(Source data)
━━━━━━━━━━━━━━━━━━━━

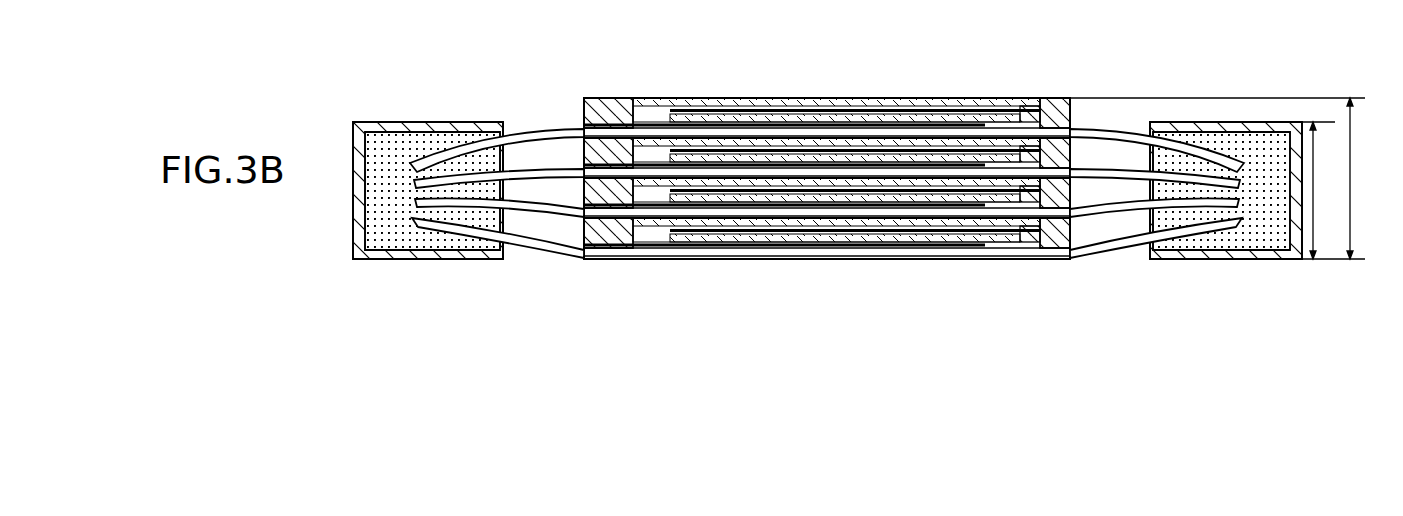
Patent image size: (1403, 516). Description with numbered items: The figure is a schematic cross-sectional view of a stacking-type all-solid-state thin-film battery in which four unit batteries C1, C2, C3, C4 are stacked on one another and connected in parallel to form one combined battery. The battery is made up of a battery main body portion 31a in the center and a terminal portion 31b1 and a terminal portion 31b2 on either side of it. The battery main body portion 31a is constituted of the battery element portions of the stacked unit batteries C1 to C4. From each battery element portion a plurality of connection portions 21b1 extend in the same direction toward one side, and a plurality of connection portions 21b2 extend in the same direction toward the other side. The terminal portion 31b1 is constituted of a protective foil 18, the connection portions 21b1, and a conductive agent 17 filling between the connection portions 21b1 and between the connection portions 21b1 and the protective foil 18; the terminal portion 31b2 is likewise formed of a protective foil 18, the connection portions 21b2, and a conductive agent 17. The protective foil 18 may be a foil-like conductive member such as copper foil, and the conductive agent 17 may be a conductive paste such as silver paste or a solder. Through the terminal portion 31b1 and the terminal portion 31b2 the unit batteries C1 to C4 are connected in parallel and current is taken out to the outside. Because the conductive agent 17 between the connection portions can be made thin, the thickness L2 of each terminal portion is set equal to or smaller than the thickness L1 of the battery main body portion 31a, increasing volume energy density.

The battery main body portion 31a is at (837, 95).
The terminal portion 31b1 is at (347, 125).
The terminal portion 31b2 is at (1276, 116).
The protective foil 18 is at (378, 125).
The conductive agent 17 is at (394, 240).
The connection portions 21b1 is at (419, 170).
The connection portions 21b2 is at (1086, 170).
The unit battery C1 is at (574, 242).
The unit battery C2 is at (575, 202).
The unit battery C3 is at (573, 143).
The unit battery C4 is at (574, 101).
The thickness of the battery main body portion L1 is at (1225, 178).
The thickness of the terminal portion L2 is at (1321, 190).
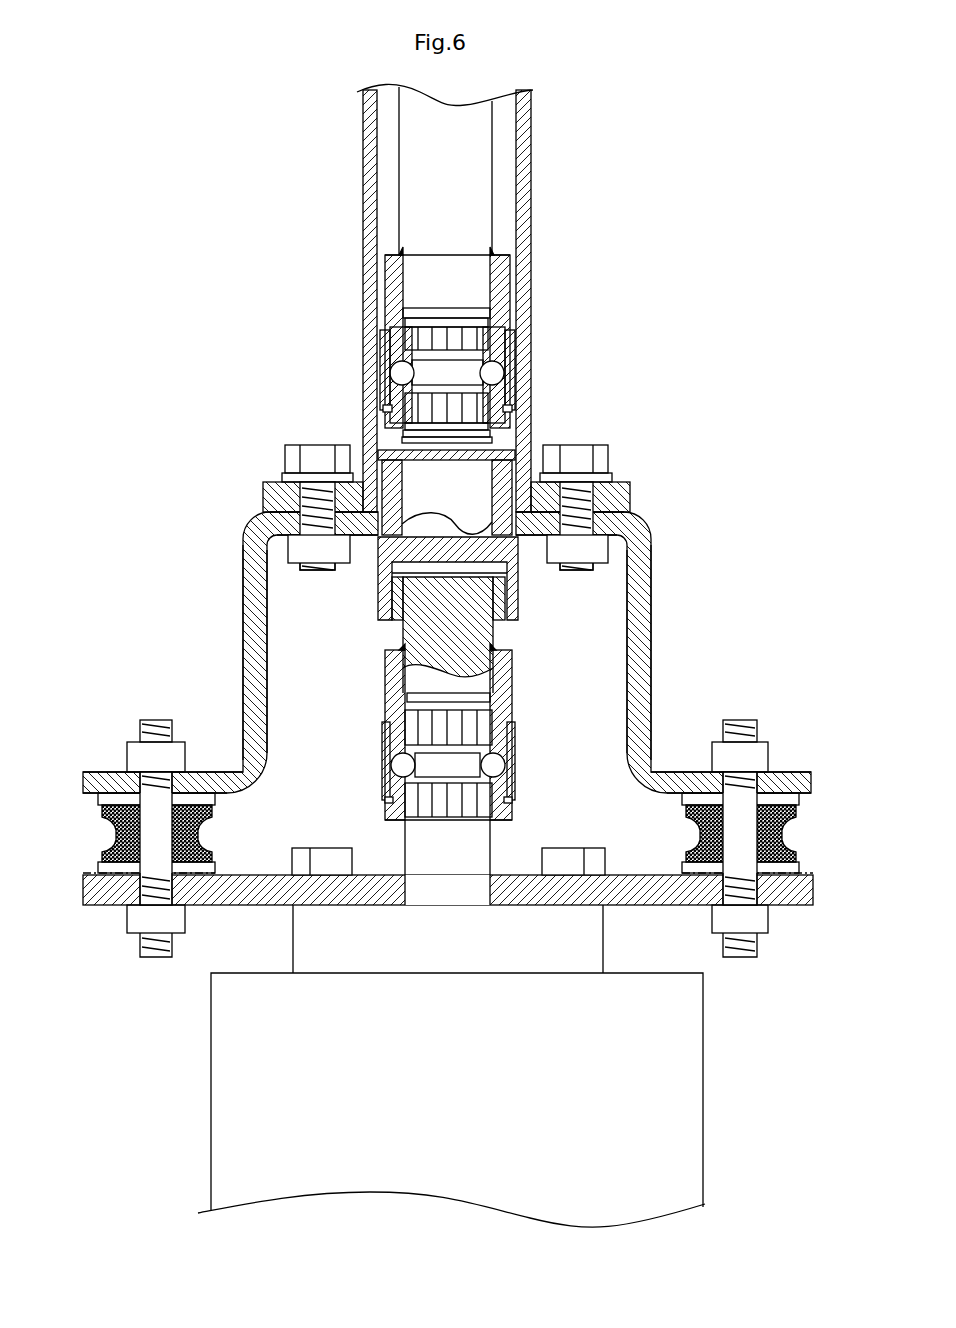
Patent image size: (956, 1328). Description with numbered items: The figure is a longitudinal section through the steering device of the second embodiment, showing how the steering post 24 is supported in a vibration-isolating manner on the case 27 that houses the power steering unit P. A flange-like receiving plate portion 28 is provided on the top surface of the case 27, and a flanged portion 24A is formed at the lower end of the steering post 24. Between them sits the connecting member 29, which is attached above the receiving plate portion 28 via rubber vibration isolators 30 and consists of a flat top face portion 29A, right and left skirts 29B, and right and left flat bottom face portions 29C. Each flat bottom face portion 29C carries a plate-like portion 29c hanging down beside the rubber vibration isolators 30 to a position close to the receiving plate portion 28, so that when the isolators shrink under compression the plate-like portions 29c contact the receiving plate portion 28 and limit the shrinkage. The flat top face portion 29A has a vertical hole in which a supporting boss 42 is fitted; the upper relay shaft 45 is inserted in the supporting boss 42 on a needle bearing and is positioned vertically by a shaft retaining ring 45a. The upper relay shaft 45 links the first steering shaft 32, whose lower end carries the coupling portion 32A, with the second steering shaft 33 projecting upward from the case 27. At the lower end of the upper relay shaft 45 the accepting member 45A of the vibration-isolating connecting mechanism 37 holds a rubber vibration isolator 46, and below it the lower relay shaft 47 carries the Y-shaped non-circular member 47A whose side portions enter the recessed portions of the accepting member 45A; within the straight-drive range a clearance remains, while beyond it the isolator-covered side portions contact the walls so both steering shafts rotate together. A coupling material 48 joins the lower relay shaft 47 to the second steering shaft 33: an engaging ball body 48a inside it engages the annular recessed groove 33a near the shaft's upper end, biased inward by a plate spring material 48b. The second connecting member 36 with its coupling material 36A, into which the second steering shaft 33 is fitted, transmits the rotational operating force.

━━━━━━━━━━━━━━━━━━━━

▶ [The task]: Reproduce word for word the lines from the beginning of the source data through the line containing "The unit battery C3 is at (573, 143).", with both ends included. Leave the pictures out of your answer.

▶ [Expected output]:
Patent image size: (1403, 516). Description with numbered items: The figure is a schematic cross-sectional view of a stacking-type all-solid-state thin-film battery in which four unit batteries C1, C2, C3, C4 are stacked on one another and connected in parallel to form one combined battery. The battery is made up of a battery main body portion 31a in the center and a terminal portion 31b1 and a terminal portion 31b2 on either side of it. The battery main body portion 31a is constituted of the battery element portions of the stacked unit batteries C1 to C4. From each battery element portion a plurality of connection portions 21b1 extend in the same direction toward one side, and a plurality of connection portions 21b2 extend in the same direction toward the other side. The terminal portion 31b1 is constituted of a protective foil 18, the connection portions 21b1, and a conductive agent 17 filling between the connection portions 21b1 and between the connection portions 21b1 and the protective foil 18; the terminal portion 31b2 is likewise formed of a protective foil 18, the connection portions 21b2, and a conductive agent 17. The protective foil 18 may be a foil-like conductive member such as copper foil, and the conductive agent 17 may be a conductive paste such as silver paste or a solder. Through the terminal portion 31b1 and the terminal portion 31b2 the unit batteries C1 to C4 are connected in parallel and current is taken out to the outside. Because the conductive agent 17 between the connection portions can be made thin, the thickness L2 of each terminal portion is set equal to or smaller than the thickness L1 of the battery main body portion 31a, increasing volume energy density.

The battery main body portion 31a is at (837, 95).
The terminal portion 31b1 is at (347, 125).
The terminal portion 31b2 is at (1276, 116).
The protective foil 18 is at (378, 125).
The conductive agent 17 is at (394, 240).
The connection portions 21b1 is at (419, 170).
The connection portions 21b2 is at (1086, 170).
The unit battery C1 is at (574, 242).
The unit battery C2 is at (575, 202).
The unit battery C3 is at (573, 143).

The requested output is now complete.